# [Written exercise]
Write out the records word for word, with no pictures.

* * *

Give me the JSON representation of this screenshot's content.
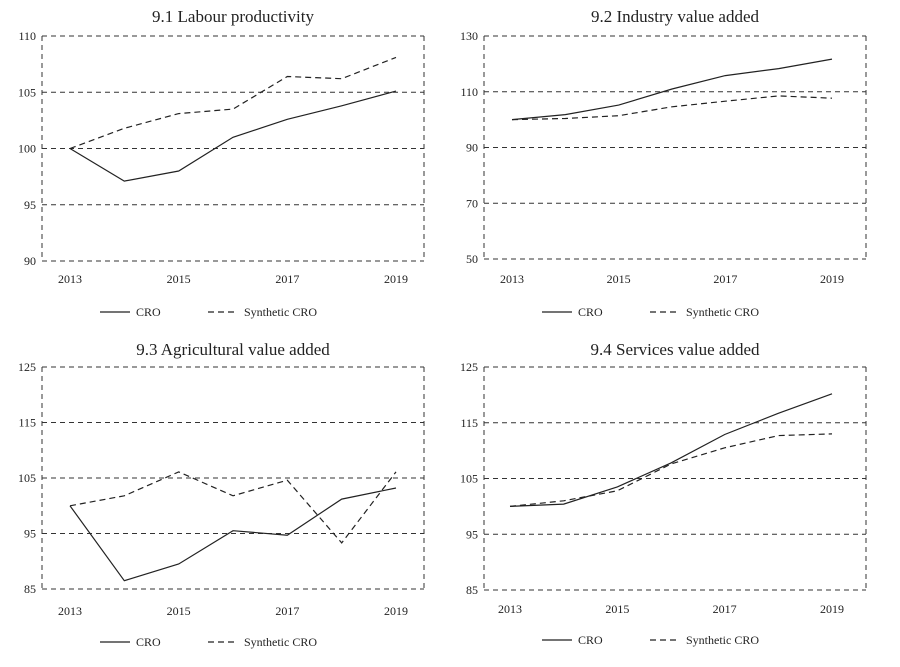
{
  "chart_data": [
    {
      "type": "line",
      "title": "9.1 Labour productivity",
      "x": [
        2013,
        2014,
        2015,
        2016,
        2017,
        2018,
        2019
      ],
      "xticks": [
        "2013",
        "2015",
        "2017",
        "2019"
      ],
      "ylim": [
        90,
        110
      ],
      "yticks": [
        "110",
        "105",
        "100",
        "95",
        "90"
      ],
      "grid": true,
      "legend_placement": "bottom",
      "series": [
        {
          "name": "CRO",
          "style": "solid",
          "values": [
            100,
            97.1,
            98.0,
            101.0,
            102.6,
            103.8,
            105.1
          ]
        },
        {
          "name": "Synthetic CRO",
          "style": "dashed",
          "values": [
            100,
            101.8,
            103.1,
            103.5,
            106.4,
            106.2,
            108.1
          ]
        }
      ]
    },
    {
      "type": "line",
      "title": "9.2 Industry value added",
      "x": [
        2013,
        2014,
        2015,
        2016,
        2017,
        2018,
        2019
      ],
      "xticks": [
        "2013",
        "2015",
        "2017",
        "2019"
      ],
      "ylim": [
        50,
        130
      ],
      "yticks": [
        "130",
        "110",
        "90",
        "70",
        "50"
      ],
      "grid": true,
      "legend_placement": "bottom",
      "series": [
        {
          "name": "CRO",
          "style": "solid",
          "values": [
            100,
            101.8,
            105.2,
            111.0,
            115.8,
            118.3,
            121.7
          ]
        },
        {
          "name": "Synthetic CRO",
          "style": "dashed",
          "values": [
            100,
            100.4,
            101.4,
            104.6,
            106.6,
            108.5,
            107.7
          ]
        }
      ]
    },
    {
      "type": "line",
      "title": "9.3 Agricultural value added",
      "x": [
        2013,
        2014,
        2015,
        2016,
        2017,
        2018,
        2019
      ],
      "xticks": [
        "2013",
        "2015",
        "2017",
        "2019"
      ],
      "ylim": [
        85,
        125
      ],
      "yticks": [
        "125",
        "115",
        "105",
        "95",
        "85"
      ],
      "grid": true,
      "legend_placement": "bottom",
      "series": [
        {
          "name": "CRO",
          "style": "solid",
          "values": [
            100,
            86.5,
            89.5,
            95.5,
            94.7,
            101.2,
            103.2
          ]
        },
        {
          "name": "Synthetic CRO",
          "style": "dashed",
          "values": [
            100,
            101.8,
            106.1,
            101.8,
            104.6,
            93.3,
            106.1
          ]
        }
      ]
    },
    {
      "type": "line",
      "title": "9.4 Services value added",
      "x": [
        2013,
        2014,
        2015,
        2016,
        2017,
        2018,
        2019
      ],
      "xticks": [
        "2013",
        "2015",
        "2017",
        "2019"
      ],
      "ylim": [
        85,
        125
      ],
      "yticks": [
        "125",
        "115",
        "105",
        "95",
        "85"
      ],
      "grid": true,
      "legend_placement": "bottom",
      "series": [
        {
          "name": "CRO",
          "style": "solid",
          "values": [
            100,
            100.4,
            103.5,
            107.8,
            112.9,
            116.7,
            120.2
          ]
        },
        {
          "name": "Synthetic CRO",
          "style": "dashed",
          "values": [
            100,
            101.0,
            102.8,
            107.6,
            110.5,
            112.7,
            113.0
          ]
        }
      ]
    }
  ]
}
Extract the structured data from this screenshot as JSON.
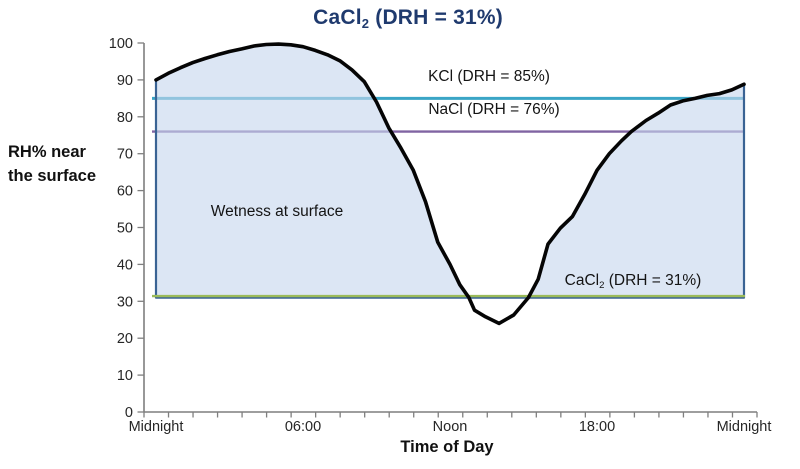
{
  "title": {
    "prefix": "CaCl",
    "sub": "2",
    "suffix": " (DRH = 31%)",
    "color": "#1f3a6e"
  },
  "y_axis": {
    "label_line1": "RH% near",
    "label_line2": "the surface"
  },
  "x_axis": {
    "label": "Time of Day"
  },
  "annotations": {
    "kcl_label": "KCl (DRH = 85%)",
    "nacl_label": "NaCl (DRH = 76%)",
    "area_label": "Wetness at surface",
    "cacl2": {
      "prefix": "CaCl",
      "sub": "2",
      "suffix": " (DRH = 31%)"
    }
  },
  "chart_data": {
    "type": "area",
    "title": "CaCl₂ (DRH = 31%)",
    "xlabel": "Time of Day",
    "ylabel": "RH% near the surface",
    "xlim": [
      0,
      24
    ],
    "ylim": [
      0,
      100
    ],
    "grid": false,
    "legend": "none",
    "y_ticks": [
      0,
      10,
      20,
      30,
      40,
      50,
      60,
      70,
      80,
      90,
      100
    ],
    "x_ticks": [
      {
        "t": 0,
        "label": "Midnight"
      },
      {
        "t": 6,
        "label": "06:00"
      },
      {
        "t": 12,
        "label": "Noon"
      },
      {
        "t": 18,
        "label": "18:00"
      },
      {
        "t": 24,
        "label": "Midnight"
      }
    ],
    "x_minor_tick_hours": 1,
    "series": [
      {
        "name": "RH% near the surface",
        "color": "#050505",
        "x": [
          0,
          0.5,
          1,
          1.5,
          2,
          2.5,
          3,
          3.5,
          4,
          4.5,
          5,
          5.5,
          6,
          6.5,
          7,
          7.5,
          8,
          8.5,
          9,
          9.5,
          10,
          10.5,
          11,
          11.5,
          12,
          12.4,
          12.77,
          13,
          13.45,
          14,
          14.6,
          15.2,
          15.6,
          16,
          16.5,
          17,
          17.5,
          18,
          18.5,
          19,
          19.4,
          20,
          20.5,
          21,
          21.5,
          22,
          22.5,
          23,
          23.5,
          24
        ],
        "y": [
          90,
          91.8,
          93.3,
          94.7,
          95.8,
          96.8,
          97.7,
          98.4,
          99.2,
          99.6,
          99.7,
          99.5,
          99,
          98,
          96.8,
          95.2,
          92.7,
          89.5,
          84,
          77,
          71.5,
          65.5,
          57,
          46,
          40,
          34.5,
          31,
          27.6,
          25.8,
          24,
          26.3,
          31,
          36,
          45.5,
          49.8,
          53,
          59,
          65.5,
          70,
          73.5,
          76,
          79,
          81,
          83.2,
          84.3,
          85,
          85.8,
          86.3,
          87.3,
          88.8
        ]
      }
    ],
    "reference_lines": [
      {
        "name": "KCl",
        "value": 85,
        "color": "#3aa5c6",
        "label": "KCl (DRH = 85%)"
      },
      {
        "name": "NaCl",
        "value": 76,
        "color": "#8064a2",
        "label": "NaCl (DRH = 76%)"
      },
      {
        "name": "CaCl2",
        "value": 31,
        "color": "#9bbb59",
        "label": "CaCl₂ (DRH = 31%)"
      }
    ],
    "area": {
      "label": "Wetness at surface",
      "baseline": 31,
      "fill": "#dce6f2",
      "border": "#3a6394"
    }
  }
}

* * *

# [Final result]
Give me the JSON representation of this screenshot's content.
{
  "chart_data": [
    {
      "type": "line",
      "title": "9.1 Labour productivity",
      "x": [
        2013,
        2014,
        2015,
        2016,
        2017,
        2018,
        2019
      ],
      "xticks": [
        "2013",
        "2015",
        "2017",
        "2019"
      ],
      "ylim": [
        90,
        110
      ],
      "yticks": [
        "110",
        "105",
        "100",
        "95",
        "90"
      ],
      "grid": true,
      "legend_placement": "bottom",
      "series": [
        {
          "name": "CRO",
          "style": "solid",
          "values": [
            100,
            97.1,
            98.0,
            101.0,
            102.6,
            103.8,
            105.1
          ]
        },
        {
          "name": "Synthetic CRO",
          "style": "dashed",
          "values": [
            100,
            101.8,
            103.1,
            103.5,
            106.4,
            106.2,
            108.1
          ]
        }
      ]
    },
    {
      "type": "line",
      "title": "9.2 Industry value added",
      "x": [
        2013,
        2014,
        2015,
        2016,
        2017,
        2018,
        2019
      ],
      "xticks": [
        "2013",
        "2015",
        "2017",
        "2019"
      ],
      "ylim": [
        50,
        130
      ],
      "yticks": [
        "130",
        "110",
        "90",
        "70",
        "50"
      ],
      "grid": true,
      "legend_placement": "bottom",
      "series": [
        {
          "name": "CRO",
          "style": "solid",
          "values": [
            100,
            101.8,
            105.2,
            111.0,
            115.8,
            118.3,
            121.7
          ]
        },
        {
          "name": "Synthetic CRO",
          "style": "dashed",
          "values": [
            100,
            100.4,
            101.4,
            104.6,
            106.6,
            108.5,
            107.7
          ]
        }
      ]
    },
    {
      "type": "line",
      "title": "9.3 Agricultural value added",
      "x": [
        2013,
        2014,
        2015,
        2016,
        2017,
        2018,
        2019
      ],
      "xticks": [
        "2013",
        "2015",
        "2017",
        "2019"
      ],
      "ylim": [
        85,
        125
      ],
      "yticks": [
        "125",
        "115",
        "105",
        "95",
        "85"
      ],
      "grid": true,
      "legend_placement": "bottom",
      "series": [
        {
          "name": "CRO",
          "style": "solid",
          "values": [
            100,
            86.5,
            89.5,
            95.5,
            94.7,
            101.2,
            103.2
          ]
        },
        {
          "name": "Synthetic CRO",
          "style": "dashed",
          "values": [
            100,
            101.8,
            106.1,
            101.8,
            104.6,
            93.3,
            106.1
          ]
        }
      ]
    },
    {
      "type": "line",
      "title": "9.4 Services value added",
      "x": [
        2013,
        2014,
        2015,
        2016,
        2017,
        2018,
        2019
      ],
      "xticks": [
        "2013",
        "2015",
        "2017",
        "2019"
      ],
      "ylim": [
        85,
        125
      ],
      "yticks": [
        "125",
        "115",
        "105",
        "95",
        "85"
      ],
      "grid": true,
      "legend_placement": "bottom",
      "series": [
        {
          "name": "CRO",
          "style": "solid",
          "values": [
            100,
            100.4,
            103.5,
            107.8,
            112.9,
            116.7,
            120.2
          ]
        },
        {
          "name": "Synthetic CRO",
          "style": "dashed",
          "values": [
            100,
            101.0,
            102.8,
            107.6,
            110.5,
            112.7,
            113.0
          ]
        }
      ]
    }
  ]
}
Extract the structured data from this screenshot as JSON.
{
  "title": {
    "prefix": "CaCl",
    "sub": "2",
    "suffix": " (DRH = 31%)",
    "color": "#1f3a6e"
  },
  "y_axis": {
    "label_line1": "RH% near",
    "label_line2": "the surface"
  },
  "x_axis": {
    "label": "Time of Day"
  },
  "annotations": {
    "kcl_label": "KCl (DRH = 85%)",
    "nacl_label": "NaCl (DRH = 76%)",
    "area_label": "Wetness at surface",
    "cacl2": {
      "prefix": "CaCl",
      "sub": "2",
      "suffix": " (DRH = 31%)"
    }
  },
  "chart_data": {
    "type": "area",
    "title": "CaCl₂ (DRH = 31%)",
    "xlabel": "Time of Day",
    "ylabel": "RH% near the surface",
    "xlim": [
      0,
      24
    ],
    "ylim": [
      0,
      100
    ],
    "grid": false,
    "legend": "none",
    "y_ticks": [
      0,
      10,
      20,
      30,
      40,
      50,
      60,
      70,
      80,
      90,
      100
    ],
    "x_ticks": [
      {
        "t": 0,
        "label": "Midnight"
      },
      {
        "t": 6,
        "label": "06:00"
      },
      {
        "t": 12,
        "label": "Noon"
      },
      {
        "t": 18,
        "label": "18:00"
      },
      {
        "t": 24,
        "label": "Midnight"
      }
    ],
    "x_minor_tick_hours": 1,
    "series": [
      {
        "name": "RH% near the surface",
        "color": "#050505",
        "x": [
          0,
          0.5,
          1,
          1.5,
          2,
          2.5,
          3,
          3.5,
          4,
          4.5,
          5,
          5.5,
          6,
          6.5,
          7,
          7.5,
          8,
          8.5,
          9,
          9.5,
          10,
          10.5,
          11,
          11.5,
          12,
          12.4,
          12.77,
          13,
          13.45,
          14,
          14.6,
          15.2,
          15.6,
          16,
          16.5,
          17,
          17.5,
          18,
          18.5,
          19,
          19.4,
          20,
          20.5,
          21,
          21.5,
          22,
          22.5,
          23,
          23.5,
          24
        ],
        "y": [
          90,
          91.8,
          93.3,
          94.7,
          95.8,
          96.8,
          97.7,
          98.4,
          99.2,
          99.6,
          99.7,
          99.5,
          99,
          98,
          96.8,
          95.2,
          92.7,
          89.5,
          84,
          77,
          71.5,
          65.5,
          57,
          46,
          40,
          34.5,
          31,
          27.6,
          25.8,
          24,
          26.3,
          31,
          36,
          45.5,
          49.8,
          53,
          59,
          65.5,
          70,
          73.5,
          76,
          79,
          81,
          83.2,
          84.3,
          85,
          85.8,
          86.3,
          87.3,
          88.8
        ]
      }
    ],
    "reference_lines": [
      {
        "name": "KCl",
        "value": 85,
        "color": "#3aa5c6",
        "label": "KCl (DRH = 85%)"
      },
      {
        "name": "NaCl",
        "value": 76,
        "color": "#8064a2",
        "label": "NaCl (DRH = 76%)"
      },
      {
        "name": "CaCl2",
        "value": 31,
        "color": "#9bbb59",
        "label": "CaCl₂ (DRH = 31%)"
      }
    ],
    "area": {
      "label": "Wetness at surface",
      "baseline": 31,
      "fill": "#dce6f2",
      "border": "#3a6394"
    }
  }
}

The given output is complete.